--- START ---

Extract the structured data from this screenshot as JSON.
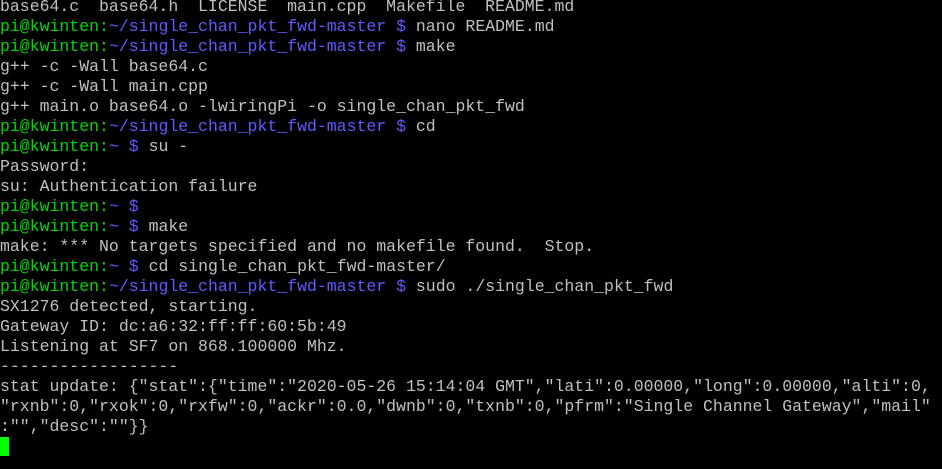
{
  "terminal": {
    "colors": {
      "background": "#000000",
      "text": "#c0c0c0",
      "prompt_user": "#00d700",
      "prompt_path": "#5c5cff",
      "cursor": "#00ff00"
    },
    "lines": [
      {
        "kind": "output",
        "text": "base64.c  base64.h  LICENSE  main.cpp  Makefile  README.md"
      },
      {
        "kind": "prompt",
        "user": "pi@kwinten",
        "sep": ":",
        "path": "~/single_chan_pkt_fwd-master",
        "sym": " $ ",
        "cmd": "nano README.md"
      },
      {
        "kind": "prompt",
        "user": "pi@kwinten",
        "sep": ":",
        "path": "~/single_chan_pkt_fwd-master",
        "sym": " $ ",
        "cmd": "make"
      },
      {
        "kind": "output",
        "text": "g++ -c -Wall base64.c"
      },
      {
        "kind": "output",
        "text": "g++ -c -Wall main.cpp"
      },
      {
        "kind": "output",
        "text": "g++ main.o base64.o -lwiringPi -o single_chan_pkt_fwd"
      },
      {
        "kind": "prompt",
        "user": "pi@kwinten",
        "sep": ":",
        "path": "~/single_chan_pkt_fwd-master",
        "sym": " $ ",
        "cmd": "cd"
      },
      {
        "kind": "prompt",
        "user": "pi@kwinten",
        "sep": ":",
        "path": "~",
        "sym": " $ ",
        "cmd": "su -"
      },
      {
        "kind": "output",
        "text": "Password:"
      },
      {
        "kind": "output",
        "text": "su: Authentication failure"
      },
      {
        "kind": "prompt",
        "user": "pi@kwinten",
        "sep": ":",
        "path": "~",
        "sym": " $ ",
        "cmd": ""
      },
      {
        "kind": "prompt",
        "user": "pi@kwinten",
        "sep": ":",
        "path": "~",
        "sym": " $ ",
        "cmd": "make"
      },
      {
        "kind": "output",
        "text": "make: *** No targets specified and no makefile found.  Stop."
      },
      {
        "kind": "prompt",
        "user": "pi@kwinten",
        "sep": ":",
        "path": "~",
        "sym": " $ ",
        "cmd": "cd single_chan_pkt_fwd-master/"
      },
      {
        "kind": "prompt",
        "user": "pi@kwinten",
        "sep": ":",
        "path": "~/single_chan_pkt_fwd-master",
        "sym": " $ ",
        "cmd": "sudo ./single_chan_pkt_fwd"
      },
      {
        "kind": "output",
        "text": "SX1276 detected, starting."
      },
      {
        "kind": "output",
        "text": "Gateway ID: dc:a6:32:ff:ff:60:5b:49"
      },
      {
        "kind": "output",
        "text": "Listening at SF7 on 868.100000 Mhz."
      },
      {
        "kind": "output",
        "text": "------------------"
      },
      {
        "kind": "output",
        "text": "stat update: {\"stat\":{\"time\":\"2020-05-26 15:14:04 GMT\",\"lati\":0.00000,\"long\":0.00000,\"alti\":0,"
      },
      {
        "kind": "output",
        "text": "\"rxnb\":0,\"rxok\":0,\"rxfw\":0,\"ackr\":0.0,\"dwnb\":0,\"txnb\":0,\"pfrm\":\"Single Channel Gateway\",\"mail\""
      },
      {
        "kind": "output",
        "text": ":\"\",\"desc\":\"\"}}"
      },
      {
        "kind": "cursor"
      }
    ]
  }
}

--- END ---

§ Instructions to follow:
Output the records above exactly; leave out the pictures.

§ In response:
Extract the structured data from this screenshot as JSON.
{
  "terminal": {
    "colors": {
      "background": "#000000",
      "text": "#c0c0c0",
      "prompt_user": "#00d700",
      "prompt_path": "#5c5cff",
      "cursor": "#00ff00"
    },
    "lines": [
      {
        "kind": "output",
        "text": "base64.c  base64.h  LICENSE  main.cpp  Makefile  README.md"
      },
      {
        "kind": "prompt",
        "user": "pi@kwinten",
        "sep": ":",
        "path": "~/single_chan_pkt_fwd-master",
        "sym": " $ ",
        "cmd": "nano README.md"
      },
      {
        "kind": "prompt",
        "user": "pi@kwinten",
        "sep": ":",
        "path": "~/single_chan_pkt_fwd-master",
        "sym": " $ ",
        "cmd": "make"
      },
      {
        "kind": "output",
        "text": "g++ -c -Wall base64.c"
      },
      {
        "kind": "output",
        "text": "g++ -c -Wall main.cpp"
      },
      {
        "kind": "output",
        "text": "g++ main.o base64.o -lwiringPi -o single_chan_pkt_fwd"
      },
      {
        "kind": "prompt",
        "user": "pi@kwinten",
        "sep": ":",
        "path": "~/single_chan_pkt_fwd-master",
        "sym": " $ ",
        "cmd": "cd"
      },
      {
        "kind": "prompt",
        "user": "pi@kwinten",
        "sep": ":",
        "path": "~",
        "sym": " $ ",
        "cmd": "su -"
      },
      {
        "kind": "output",
        "text": "Password:"
      },
      {
        "kind": "output",
        "text": "su: Authentication failure"
      },
      {
        "kind": "prompt",
        "user": "pi@kwinten",
        "sep": ":",
        "path": "~",
        "sym": " $ ",
        "cmd": ""
      },
      {
        "kind": "prompt",
        "user": "pi@kwinten",
        "sep": ":",
        "path": "~",
        "sym": " $ ",
        "cmd": "make"
      },
      {
        "kind": "output",
        "text": "make: *** No targets specified and no makefile found.  Stop."
      },
      {
        "kind": "prompt",
        "user": "pi@kwinten",
        "sep": ":",
        "path": "~",
        "sym": " $ ",
        "cmd": "cd single_chan_pkt_fwd-master/"
      },
      {
        "kind": "prompt",
        "user": "pi@kwinten",
        "sep": ":",
        "path": "~/single_chan_pkt_fwd-master",
        "sym": " $ ",
        "cmd": "sudo ./single_chan_pkt_fwd"
      },
      {
        "kind": "output",
        "text": "SX1276 detected, starting."
      },
      {
        "kind": "output",
        "text": "Gateway ID: dc:a6:32:ff:ff:60:5b:49"
      },
      {
        "kind": "output",
        "text": "Listening at SF7 on 868.100000 Mhz."
      },
      {
        "kind": "output",
        "text": "------------------"
      },
      {
        "kind": "output",
        "text": "stat update: {\"stat\":{\"time\":\"2020-05-26 15:14:04 GMT\",\"lati\":0.00000,\"long\":0.00000,\"alti\":0,"
      },
      {
        "kind": "output",
        "text": "\"rxnb\":0,\"rxok\":0,\"rxfw\":0,\"ackr\":0.0,\"dwnb\":0,\"txnb\":0,\"pfrm\":\"Single Channel Gateway\",\"mail\""
      },
      {
        "kind": "output",
        "text": ":\"\",\"desc\":\"\"}}"
      },
      {
        "kind": "cursor"
      }
    ]
  }
}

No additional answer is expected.